Records from a data collection:
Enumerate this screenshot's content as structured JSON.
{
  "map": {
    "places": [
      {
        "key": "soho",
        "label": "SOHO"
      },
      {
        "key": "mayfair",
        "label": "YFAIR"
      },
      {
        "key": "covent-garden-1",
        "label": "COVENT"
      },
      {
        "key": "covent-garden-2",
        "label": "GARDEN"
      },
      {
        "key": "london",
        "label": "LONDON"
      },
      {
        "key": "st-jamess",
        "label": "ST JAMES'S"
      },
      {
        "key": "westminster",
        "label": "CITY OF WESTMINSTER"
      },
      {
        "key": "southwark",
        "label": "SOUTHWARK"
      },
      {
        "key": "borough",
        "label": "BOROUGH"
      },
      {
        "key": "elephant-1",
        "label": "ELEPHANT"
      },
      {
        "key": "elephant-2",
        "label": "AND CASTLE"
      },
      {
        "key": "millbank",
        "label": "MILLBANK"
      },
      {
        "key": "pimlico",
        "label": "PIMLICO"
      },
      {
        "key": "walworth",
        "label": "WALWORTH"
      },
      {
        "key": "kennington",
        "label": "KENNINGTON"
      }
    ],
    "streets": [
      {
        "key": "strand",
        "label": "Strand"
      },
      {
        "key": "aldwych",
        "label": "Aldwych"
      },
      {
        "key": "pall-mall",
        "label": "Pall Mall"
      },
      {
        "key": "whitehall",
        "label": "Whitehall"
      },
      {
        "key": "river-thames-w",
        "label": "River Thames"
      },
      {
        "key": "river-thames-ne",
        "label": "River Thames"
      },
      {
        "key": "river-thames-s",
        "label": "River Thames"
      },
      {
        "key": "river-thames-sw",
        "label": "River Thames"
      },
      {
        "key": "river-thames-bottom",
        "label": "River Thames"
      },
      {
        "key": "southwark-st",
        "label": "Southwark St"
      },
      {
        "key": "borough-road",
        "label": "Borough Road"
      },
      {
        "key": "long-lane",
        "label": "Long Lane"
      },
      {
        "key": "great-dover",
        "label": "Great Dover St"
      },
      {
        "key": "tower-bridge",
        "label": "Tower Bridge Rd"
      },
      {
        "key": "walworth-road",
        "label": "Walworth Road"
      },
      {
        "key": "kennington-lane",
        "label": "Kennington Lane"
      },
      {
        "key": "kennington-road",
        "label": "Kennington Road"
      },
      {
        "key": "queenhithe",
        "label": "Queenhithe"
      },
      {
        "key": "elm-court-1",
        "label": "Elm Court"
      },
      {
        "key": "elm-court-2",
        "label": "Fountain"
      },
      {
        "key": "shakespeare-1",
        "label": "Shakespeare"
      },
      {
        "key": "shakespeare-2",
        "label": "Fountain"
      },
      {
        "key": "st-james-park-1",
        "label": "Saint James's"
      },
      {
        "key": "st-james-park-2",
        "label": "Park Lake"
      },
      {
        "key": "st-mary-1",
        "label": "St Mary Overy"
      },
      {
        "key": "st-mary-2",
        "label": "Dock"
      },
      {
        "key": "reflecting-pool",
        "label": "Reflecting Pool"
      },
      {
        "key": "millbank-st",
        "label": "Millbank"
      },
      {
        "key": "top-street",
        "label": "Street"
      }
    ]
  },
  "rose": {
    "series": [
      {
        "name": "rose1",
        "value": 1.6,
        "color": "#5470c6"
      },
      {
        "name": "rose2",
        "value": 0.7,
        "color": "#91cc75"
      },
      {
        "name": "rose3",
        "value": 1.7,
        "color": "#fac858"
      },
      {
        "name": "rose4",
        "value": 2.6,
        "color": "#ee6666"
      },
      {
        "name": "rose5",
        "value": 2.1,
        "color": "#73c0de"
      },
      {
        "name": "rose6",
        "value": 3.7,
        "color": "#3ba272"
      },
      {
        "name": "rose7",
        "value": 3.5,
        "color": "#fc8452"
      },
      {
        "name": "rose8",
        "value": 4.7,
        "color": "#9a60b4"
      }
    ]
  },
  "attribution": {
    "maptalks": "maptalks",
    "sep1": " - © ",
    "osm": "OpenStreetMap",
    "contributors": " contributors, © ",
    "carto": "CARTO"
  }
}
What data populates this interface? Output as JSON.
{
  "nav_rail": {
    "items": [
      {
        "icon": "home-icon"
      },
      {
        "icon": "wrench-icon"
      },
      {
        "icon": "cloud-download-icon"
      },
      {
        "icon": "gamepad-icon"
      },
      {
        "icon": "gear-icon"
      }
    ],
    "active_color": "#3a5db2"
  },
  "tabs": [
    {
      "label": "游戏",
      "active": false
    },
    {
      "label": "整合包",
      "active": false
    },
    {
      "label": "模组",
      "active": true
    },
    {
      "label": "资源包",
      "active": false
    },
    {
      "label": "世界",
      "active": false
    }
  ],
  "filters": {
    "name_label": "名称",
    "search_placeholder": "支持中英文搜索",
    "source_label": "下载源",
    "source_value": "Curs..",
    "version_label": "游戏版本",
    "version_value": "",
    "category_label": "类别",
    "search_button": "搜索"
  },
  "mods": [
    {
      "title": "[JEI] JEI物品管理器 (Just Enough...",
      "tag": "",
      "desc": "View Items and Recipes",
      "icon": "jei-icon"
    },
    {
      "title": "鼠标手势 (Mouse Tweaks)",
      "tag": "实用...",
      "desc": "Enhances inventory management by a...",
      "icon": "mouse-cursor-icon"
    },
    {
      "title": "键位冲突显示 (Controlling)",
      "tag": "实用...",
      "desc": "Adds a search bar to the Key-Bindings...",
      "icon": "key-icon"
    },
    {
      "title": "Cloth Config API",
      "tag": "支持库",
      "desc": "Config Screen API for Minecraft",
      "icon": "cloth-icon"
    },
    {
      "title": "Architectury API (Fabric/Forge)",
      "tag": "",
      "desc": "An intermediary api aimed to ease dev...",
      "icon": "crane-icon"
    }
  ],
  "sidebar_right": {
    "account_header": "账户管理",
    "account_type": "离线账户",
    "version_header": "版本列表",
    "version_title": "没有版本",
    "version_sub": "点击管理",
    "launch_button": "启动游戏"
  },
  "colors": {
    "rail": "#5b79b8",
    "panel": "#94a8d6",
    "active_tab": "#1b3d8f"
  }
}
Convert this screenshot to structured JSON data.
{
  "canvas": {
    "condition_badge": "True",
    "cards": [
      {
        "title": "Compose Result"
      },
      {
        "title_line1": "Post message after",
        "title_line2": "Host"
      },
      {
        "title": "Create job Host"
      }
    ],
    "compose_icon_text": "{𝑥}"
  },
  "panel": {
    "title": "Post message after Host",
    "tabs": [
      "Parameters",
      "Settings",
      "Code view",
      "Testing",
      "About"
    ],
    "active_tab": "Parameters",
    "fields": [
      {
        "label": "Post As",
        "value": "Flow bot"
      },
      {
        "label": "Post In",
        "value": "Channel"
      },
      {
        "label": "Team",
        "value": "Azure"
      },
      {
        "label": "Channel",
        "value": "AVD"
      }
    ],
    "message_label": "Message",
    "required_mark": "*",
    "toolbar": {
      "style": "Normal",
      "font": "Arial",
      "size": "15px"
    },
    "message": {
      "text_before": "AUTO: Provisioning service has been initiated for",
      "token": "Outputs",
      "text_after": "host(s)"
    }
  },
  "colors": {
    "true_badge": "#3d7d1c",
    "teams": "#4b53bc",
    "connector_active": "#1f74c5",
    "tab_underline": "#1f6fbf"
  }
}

WHAT IS BEING ASKED. Write out every record verbatim.

ANSWER TO THIS TASK.
Enumerate this screenshot's content as structured JSON.
{
  "map": {
    "places": [
      {
        "key": "soho",
        "label": "SOHO"
      },
      {
        "key": "mayfair",
        "label": "YFAIR"
      },
      {
        "key": "covent-garden-1",
        "label": "COVENT"
      },
      {
        "key": "covent-garden-2",
        "label": "GARDEN"
      },
      {
        "key": "london",
        "label": "LONDON"
      },
      {
        "key": "st-jamess",
        "label": "ST JAMES'S"
      },
      {
        "key": "westminster",
        "label": "CITY OF WESTMINSTER"
      },
      {
        "key": "southwark",
        "label": "SOUTHWARK"
      },
      {
        "key": "borough",
        "label": "BOROUGH"
      },
      {
        "key": "elephant-1",
        "label": "ELEPHANT"
      },
      {
        "key": "elephant-2",
        "label": "AND CASTLE"
      },
      {
        "key": "millbank",
        "label": "MILLBANK"
      },
      {
        "key": "pimlico",
        "label": "PIMLICO"
      },
      {
        "key": "walworth",
        "label": "WALWORTH"
      },
      {
        "key": "kennington",
        "label": "KENNINGTON"
      }
    ],
    "streets": [
      {
        "key": "strand",
        "label": "Strand"
      },
      {
        "key": "aldwych",
        "label": "Aldwych"
      },
      {
        "key": "pall-mall",
        "label": "Pall Mall"
      },
      {
        "key": "whitehall",
        "label": "Whitehall"
      },
      {
        "key": "river-thames-w",
        "label": "River Thames"
      },
      {
        "key": "river-thames-ne",
        "label": "River Thames"
      },
      {
        "key": "river-thames-s",
        "label": "River Thames"
      },
      {
        "key": "river-thames-sw",
        "label": "River Thames"
      },
      {
        "key": "river-thames-bottom",
        "label": "River Thames"
      },
      {
        "key": "southwark-st",
        "label": "Southwark St"
      },
      {
        "key": "borough-road",
        "label": "Borough Road"
      },
      {
        "key": "long-lane",
        "label": "Long Lane"
      },
      {
        "key": "great-dover",
        "label": "Great Dover St"
      },
      {
        "key": "tower-bridge",
        "label": "Tower Bridge Rd"
      },
      {
        "key": "walworth-road",
        "label": "Walworth Road"
      },
      {
        "key": "kennington-lane",
        "label": "Kennington Lane"
      },
      {
        "key": "kennington-road",
        "label": "Kennington Road"
      },
      {
        "key": "queenhithe",
        "label": "Queenhithe"
      },
      {
        "key": "elm-court-1",
        "label": "Elm Court"
      },
      {
        "key": "elm-court-2",
        "label": "Fountain"
      },
      {
        "key": "shakespeare-1",
        "label": "Shakespeare"
      },
      {
        "key": "shakespeare-2",
        "label": "Fountain"
      },
      {
        "key": "st-james-park-1",
        "label": "Saint James's"
      },
      {
        "key": "st-james-park-2",
        "label": "Park Lake"
      },
      {
        "key": "st-mary-1",
        "label": "St Mary Overy"
      },
      {
        "key": "st-mary-2",
        "label": "Dock"
      },
      {
        "key": "reflecting-pool",
        "label": "Reflecting Pool"
      },
      {
        "key": "millbank-st",
        "label": "Millbank"
      },
      {
        "key": "top-street",
        "label": "Street"
      }
    ]
  },
  "rose": {
    "series": [
      {
        "name": "rose1",
        "value": 1.6,
        "color": "#5470c6"
      },
      {
        "name": "rose2",
        "value": 0.7,
        "color": "#91cc75"
      },
      {
        "name": "rose3",
        "value": 1.7,
        "color": "#fac858"
      },
      {
        "name": "rose4",
        "value": 2.6,
        "color": "#ee6666"
      },
      {
        "name": "rose5",
        "value": 2.1,
        "color": "#73c0de"
      },
      {
        "name": "rose6",
        "value": 3.7,
        "color": "#3ba272"
      },
      {
        "name": "rose7",
        "value": 3.5,
        "color": "#fc8452"
      },
      {
        "name": "rose8",
        "value": 4.7,
        "color": "#9a60b4"
      }
    ]
  },
  "attribution": {
    "maptalks": "maptalks",
    "sep1": " - © ",
    "osm": "OpenStreetMap",
    "contributors": " contributors, © ",
    "carto": "CARTO"
  }
}
What data populates this interface? Output as JSON.
{
  "nav_rail": {
    "items": [
      {
        "icon": "home-icon"
      },
      {
        "icon": "wrench-icon"
      },
      {
        "icon": "cloud-download-icon"
      },
      {
        "icon": "gamepad-icon"
      },
      {
        "icon": "gear-icon"
      }
    ],
    "active_color": "#3a5db2"
  },
  "tabs": [
    {
      "label": "游戏",
      "active": false
    },
    {
      "label": "整合包",
      "active": false
    },
    {
      "label": "模组",
      "active": true
    },
    {
      "label": "资源包",
      "active": false
    },
    {
      "label": "世界",
      "active": false
    }
  ],
  "filters": {
    "name_label": "名称",
    "search_placeholder": "支持中英文搜索",
    "source_label": "下载源",
    "source_value": "Curs..",
    "version_label": "游戏版本",
    "version_value": "",
    "category_label": "类别",
    "search_button": "搜索"
  },
  "mods": [
    {
      "title": "[JEI] JEI物品管理器 (Just Enough...",
      "tag": "",
      "desc": "View Items and Recipes",
      "icon": "jei-icon"
    },
    {
      "title": "鼠标手势 (Mouse Tweaks)",
      "tag": "实用...",
      "desc": "Enhances inventory management by a...",
      "icon": "mouse-cursor-icon"
    },
    {
      "title": "键位冲突显示 (Controlling)",
      "tag": "实用...",
      "desc": "Adds a search bar to the Key-Bindings...",
      "icon": "key-icon"
    },
    {
      "title": "Cloth Config API",
      "tag": "支持库",
      "desc": "Config Screen API for Minecraft",
      "icon": "cloth-icon"
    },
    {
      "title": "Architectury API (Fabric/Forge)",
      "tag": "",
      "desc": "An intermediary api aimed to ease dev...",
      "icon": "crane-icon"
    }
  ],
  "sidebar_right": {
    "account_header": "账户管理",
    "account_type": "离线账户",
    "version_header": "版本列表",
    "version_title": "没有版本",
    "version_sub": "点击管理",
    "launch_button": "启动游戏"
  },
  "colors": {
    "rail": "#5b79b8",
    "panel": "#94a8d6",
    "active_tab": "#1b3d8f"
  }
}
Convert this screenshot to structured JSON data.
{
  "canvas": {
    "condition_badge": "True",
    "cards": [
      {
        "title": "Compose Result"
      },
      {
        "title_line1": "Post message after",
        "title_line2": "Host"
      },
      {
        "title": "Create job Host"
      }
    ],
    "compose_icon_text": "{𝑥}"
  },
  "panel": {
    "title": "Post message after Host",
    "tabs": [
      "Parameters",
      "Settings",
      "Code view",
      "Testing",
      "About"
    ],
    "active_tab": "Parameters",
    "fields": [
      {
        "label": "Post As",
        "value": "Flow bot"
      },
      {
        "label": "Post In",
        "value": "Channel"
      },
      {
        "label": "Team",
        "value": "Azure"
      },
      {
        "label": "Channel",
        "value": "AVD"
      }
    ],
    "message_label": "Message",
    "required_mark": "*",
    "toolbar": {
      "style": "Normal",
      "font": "Arial",
      "size": "15px"
    },
    "message": {
      "text_before": "AUTO: Provisioning service has been initiated for",
      "token": "Outputs",
      "text_after": "host(s)"
    }
  },
  "colors": {
    "true_badge": "#3d7d1c",
    "teams": "#4b53bc",
    "connector_active": "#1f74c5",
    "tab_underline": "#1f6fbf"
  }
}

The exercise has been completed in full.